Stated task:
Scan the listing below and copy every line holding "SSIDs".
— start of Exercise materials —
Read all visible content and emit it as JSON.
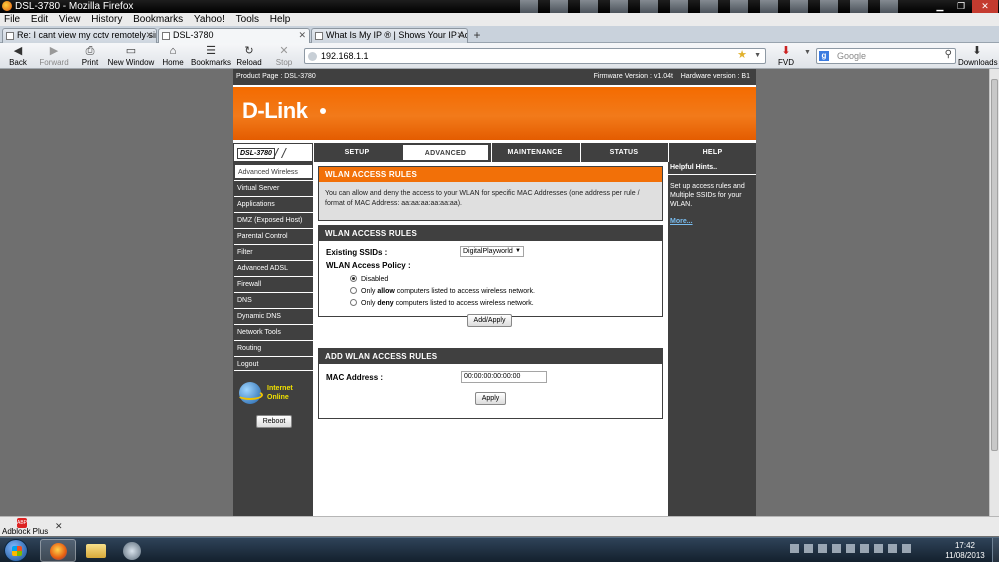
{
  "window": {
    "title": "DSL-3780 - Mozilla Firefox"
  },
  "menubar": [
    "File",
    "Edit",
    "View",
    "History",
    "Bookmarks",
    "Yahoo!",
    "Tools",
    "Help"
  ],
  "tabs": [
    {
      "label": "Re: I cant view my cctv remotely sinc..."
    },
    {
      "label": "DSL-3780"
    },
    {
      "label": "What Is My IP ® | Shows Your IP Add..."
    }
  ],
  "toolbar": {
    "back": "Back",
    "forward": "Forward",
    "print": "Print",
    "new_window": "New Window",
    "home": "Home",
    "bookmarks": "Bookmarks",
    "reload": "Reload",
    "stop": "Stop",
    "fvd": "FVD",
    "downloads": "Downloads"
  },
  "address": {
    "url": "192.168.1.1"
  },
  "search": {
    "placeholder": "Google"
  },
  "router": {
    "product": "Product Page : DSL-3780",
    "firmware": "Firmware Version : v1.04t",
    "hardware": "Hardware version : B1",
    "brand": "D-Link",
    "model": "DSL-3780",
    "main_tabs": [
      "SETUP",
      "ADVANCED",
      "MAINTENANCE",
      "STATUS",
      "HELP"
    ],
    "side_nav": [
      "Advanced Wireless",
      "Virtual Server",
      "Applications",
      "DMZ (Exposed Host)",
      "Parental Control",
      "Filter",
      "Advanced ADSL",
      "Firewall",
      "DNS",
      "Dynamic DNS",
      "Network Tools",
      "Routing",
      "Logout"
    ],
    "internet_line1": "Internet",
    "internet_line2": "Online",
    "reboot": "Reboot",
    "section1": {
      "title": "WLAN ACCESS RULES",
      "desc": "You can allow and deny the access to your WLAN for specific MAC Addresses (one address per rule / format of MAC Address: aa:aa:aa:aa:aa:aa)."
    },
    "section2": {
      "title": "WLAN ACCESS RULES",
      "ssid_label": "Existing SSIDs :",
      "ssid_value": "DigitalPlayworld",
      "policy_label": "WLAN Access Policy :",
      "opt_disabled": "Disabled",
      "opt_allow_pre": "Only ",
      "opt_allow_bold": "allow",
      "opt_allow_post": " computers listed to access wireless network.",
      "opt_deny_pre": "Only ",
      "opt_deny_bold": "deny",
      "opt_deny_post": " computers listed to access wireless network.",
      "apply": "Add/Apply"
    },
    "section3": {
      "title": "ADD WLAN ACCESS RULES",
      "mac_label": "MAC Address :",
      "mac_value": "00:00:00:00:00:00",
      "apply": "Apply"
    },
    "hints": {
      "title": "Helpful Hints..",
      "text": "Set up access rules and Multiple SSIDs for your WLAN.",
      "more": "More..."
    }
  },
  "addon": {
    "label": "Adblock Plus",
    "badge": "ABP"
  },
  "clock": {
    "time": "17:42",
    "date": "11/08/2013"
  }
}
— end of Exercise materials —
Complete output:
      "ssid_label": "Existing SSIDs :",
      "text": "Set up access rules and Multiple SSIDs for your WLAN.",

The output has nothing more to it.